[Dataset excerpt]
::::::::

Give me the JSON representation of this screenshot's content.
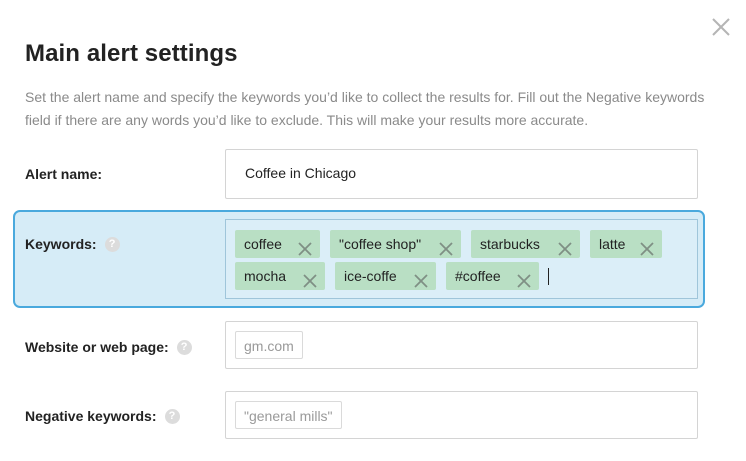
{
  "dialog": {
    "title": "Main alert settings",
    "description": "Set the alert name and specify the keywords you’d like to collect the results for. Fill out the Negative keywords field if there are any words you’d like to exclude. This will make your results more accurate.",
    "close_icon": "close-icon"
  },
  "alert_name": {
    "label": "Alert name:",
    "value": "Coffee in Chicago"
  },
  "keywords": {
    "label": "Keywords:",
    "help": "?",
    "tags": [
      "coffee",
      "\"coffee shop\"",
      "starbucks",
      "latte",
      "mocha",
      "ice-coffe",
      "#coffee"
    ]
  },
  "website": {
    "label": "Website or web page:",
    "help": "?",
    "placeholder": "gm.com"
  },
  "negative_keywords": {
    "label": "Negative keywords:",
    "help": "?",
    "placeholder": "\"general mills\""
  },
  "colors": {
    "tag_bg": "#b9dfc4",
    "focus_border": "#4aa9dd",
    "focus_bg": "#d6ecf7"
  }
}
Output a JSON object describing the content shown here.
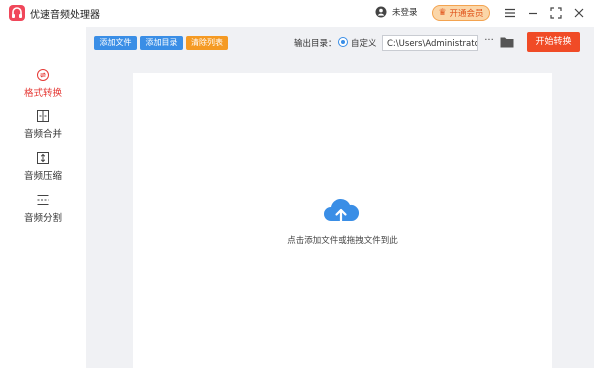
{
  "app": {
    "title": "优速音频处理器"
  },
  "header": {
    "login_label": "未登录",
    "vip_label": "开通会员",
    "icons": [
      "user-icon",
      "crown-icon",
      "menu-icon",
      "minimize-icon",
      "maximize-icon",
      "close-icon"
    ]
  },
  "sidebar": {
    "items": [
      {
        "label": "格式转换",
        "icon": "format-convert-icon",
        "active": true
      },
      {
        "label": "音频合并",
        "icon": "audio-merge-icon",
        "active": false
      },
      {
        "label": "音频压缩",
        "icon": "audio-compress-icon",
        "active": false
      },
      {
        "label": "音频分割",
        "icon": "audio-split-icon",
        "active": false
      }
    ]
  },
  "toolbar": {
    "add_file": "添加文件",
    "add_folder": "添加目录",
    "clear_list": "清除列表",
    "output_label": "输出目录：",
    "custom_option": "自定义",
    "output_path": "C:\\Users\\Administrator\\",
    "more": "···",
    "start": "开始转换"
  },
  "dropzone": {
    "hint": "点击添加文件或拖拽文件到此"
  },
  "colors": {
    "accent_blue": "#3a8ee6",
    "accent_orange": "#f59a23",
    "start_red": "#f04b26",
    "active_red": "#e53935",
    "logo_pink": "#f0475a",
    "panel_gray": "#f0f1f4"
  }
}
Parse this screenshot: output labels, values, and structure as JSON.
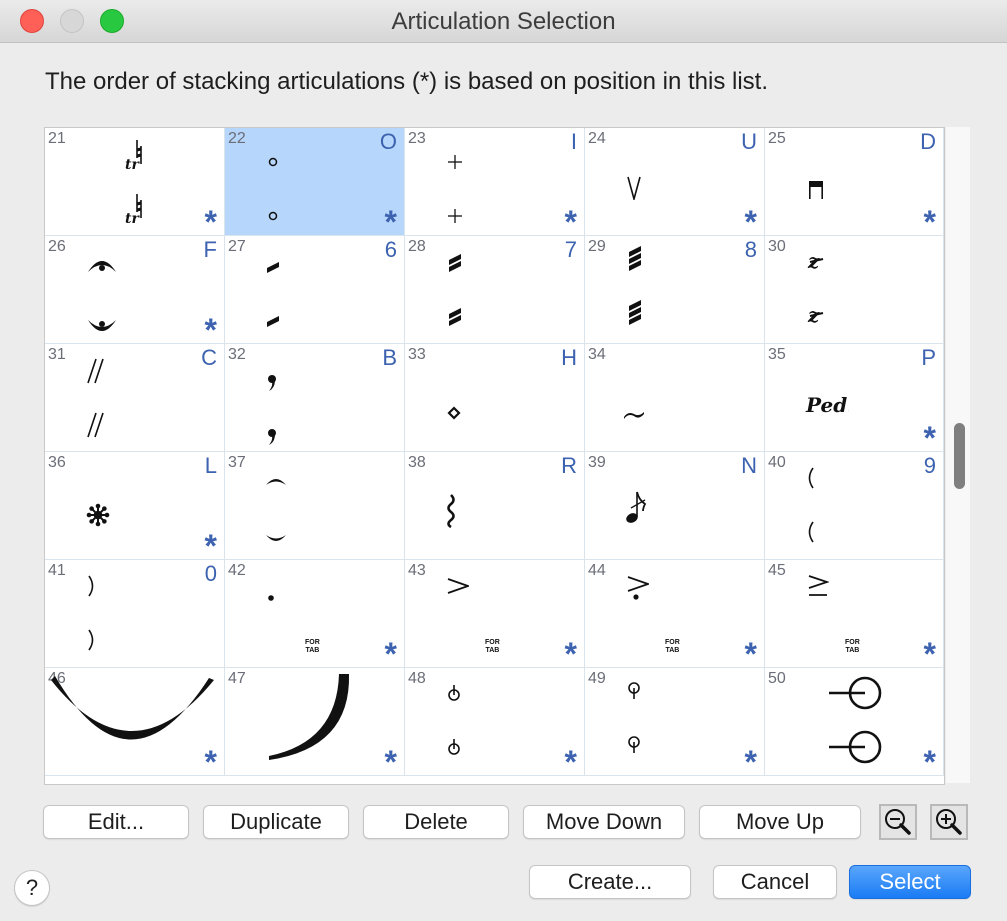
{
  "window": {
    "title": "Articulation Selection"
  },
  "instruction": "The order of stacking articulations (*) is based on position in this list.",
  "selected_index": 22,
  "accent_color": "#3c62b0",
  "selection_color": "#b6d6fb",
  "articulations": [
    {
      "num": "21",
      "key": "",
      "stacking": true,
      "symbol": "trill-natural",
      "glyph_top": "♮tr",
      "glyph_bottom": "♮tr"
    },
    {
      "num": "22",
      "key": "O",
      "stacking": true,
      "symbol": "harmonic-circle",
      "glyph_top": "∘",
      "glyph_bottom": "∘",
      "selected": true
    },
    {
      "num": "23",
      "key": "I",
      "stacking": true,
      "symbol": "stopped-plus",
      "glyph_top": "+",
      "glyph_bottom": "+"
    },
    {
      "num": "24",
      "key": "U",
      "stacking": true,
      "symbol": "up-bow",
      "glyph_top": "V",
      "glyph_bottom": ""
    },
    {
      "num": "25",
      "key": "D",
      "stacking": true,
      "symbol": "down-bow",
      "glyph_top": "▀",
      "glyph_bottom": ""
    },
    {
      "num": "26",
      "key": "F",
      "stacking": true,
      "symbol": "fermata",
      "glyph_top": "𝄐",
      "glyph_bottom": "𝄑"
    },
    {
      "num": "27",
      "key": "6",
      "stacking": false,
      "symbol": "tremolo-1",
      "glyph_top": "▰",
      "glyph_bottom": "▰"
    },
    {
      "num": "28",
      "key": "7",
      "stacking": false,
      "symbol": "tremolo-2",
      "glyph_top": "≡",
      "glyph_bottom": "≡"
    },
    {
      "num": "29",
      "key": "8",
      "stacking": false,
      "symbol": "tremolo-3",
      "glyph_top": "≣",
      "glyph_bottom": "≣"
    },
    {
      "num": "30",
      "key": "",
      "stacking": false,
      "symbol": "buzz-roll-z",
      "glyph_top": "z",
      "glyph_bottom": "z"
    },
    {
      "num": "31",
      "key": "C",
      "stacking": false,
      "symbol": "caesura",
      "glyph_top": "//",
      "glyph_bottom": "//"
    },
    {
      "num": "32",
      "key": "B",
      "stacking": false,
      "symbol": "breath-mark",
      "glyph_top": ",",
      "glyph_bottom": ","
    },
    {
      "num": "33",
      "key": "H",
      "stacking": false,
      "symbol": "harmonic-diamond",
      "glyph_top": "",
      "glyph_bottom": "◇"
    },
    {
      "num": "34",
      "key": "",
      "stacking": false,
      "symbol": "turn-tilde",
      "glyph_top": "",
      "glyph_bottom": "~"
    },
    {
      "num": "35",
      "key": "P",
      "stacking": true,
      "symbol": "pedal",
      "glyph_top": "Ped.",
      "glyph_bottom": ""
    },
    {
      "num": "36",
      "key": "L",
      "stacking": true,
      "symbol": "pedal-release",
      "glyph_top": "❋",
      "glyph_bottom": ""
    },
    {
      "num": "37",
      "key": "",
      "stacking": false,
      "symbol": "arc",
      "glyph_top": "⌒",
      "glyph_bottom": "‿"
    },
    {
      "num": "38",
      "key": "R",
      "stacking": false,
      "symbol": "arpeggio-wave",
      "glyph_top": "≀",
      "glyph_bottom": ""
    },
    {
      "num": "39",
      "key": "N",
      "stacking": false,
      "symbol": "grace-note",
      "glyph_top": "♪",
      "glyph_bottom": ""
    },
    {
      "num": "40",
      "key": "9",
      "stacking": false,
      "symbol": "left-paren",
      "glyph_top": "(",
      "glyph_bottom": "("
    },
    {
      "num": "41",
      "key": "0",
      "stacking": false,
      "symbol": "right-paren",
      "glyph_top": ")",
      "glyph_bottom": ")"
    },
    {
      "num": "42",
      "key": "",
      "stacking": true,
      "symbol": "staccato-tab",
      "glyph_top": "•",
      "glyph_bottom": "",
      "tab_label": [
        "FOR",
        "TAB"
      ]
    },
    {
      "num": "43",
      "key": "",
      "stacking": true,
      "symbol": "accent-tab",
      "glyph_top": ">",
      "glyph_bottom": "",
      "tab_label": [
        "FOR",
        "TAB"
      ]
    },
    {
      "num": "44",
      "key": "",
      "stacking": true,
      "symbol": "accent-staccato-tab",
      "glyph_top": ">",
      "glyph_bottom": "",
      "tab_label": [
        "FOR",
        "TAB"
      ]
    },
    {
      "num": "45",
      "key": "",
      "stacking": true,
      "symbol": "accent-tenuto-tab",
      "glyph_top": "≥",
      "glyph_bottom": "",
      "tab_label": [
        "FOR",
        "TAB"
      ]
    },
    {
      "num": "46",
      "key": "",
      "stacking": true,
      "symbol": "slur-arc",
      "glyph_top": "",
      "glyph_bottom": ""
    },
    {
      "num": "47",
      "key": "",
      "stacking": true,
      "symbol": "fall-curve",
      "glyph_top": "",
      "glyph_bottom": ""
    },
    {
      "num": "48",
      "key": "",
      "stacking": true,
      "symbol": "open-stem-circle",
      "glyph_top": "⏀",
      "glyph_bottom": "⏀"
    },
    {
      "num": "49",
      "key": "",
      "stacking": true,
      "symbol": "closed-stem-circle",
      "glyph_top": "φ",
      "glyph_bottom": "φ"
    },
    {
      "num": "50",
      "key": "",
      "stacking": true,
      "symbol": "half-open-circle",
      "glyph_top": "",
      "glyph_bottom": ""
    }
  ],
  "star_glyph": "*",
  "toolbar": {
    "edit": "Edit...",
    "duplicate": "Duplicate",
    "delete": "Delete",
    "move_down": "Move Down",
    "move_up": "Move Up",
    "zoom_out_icon": "zoom-out-icon",
    "zoom_in_icon": "zoom-in-icon"
  },
  "footer": {
    "help": "?",
    "create": "Create...",
    "cancel": "Cancel",
    "select": "Select"
  }
}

::::::::

Given task:
Search the data for the string "articulations". List each line that has it.

Exercise response:
  "instruction": "The order of stacking articulations (*) is based on position in this list.",
  "articulations": [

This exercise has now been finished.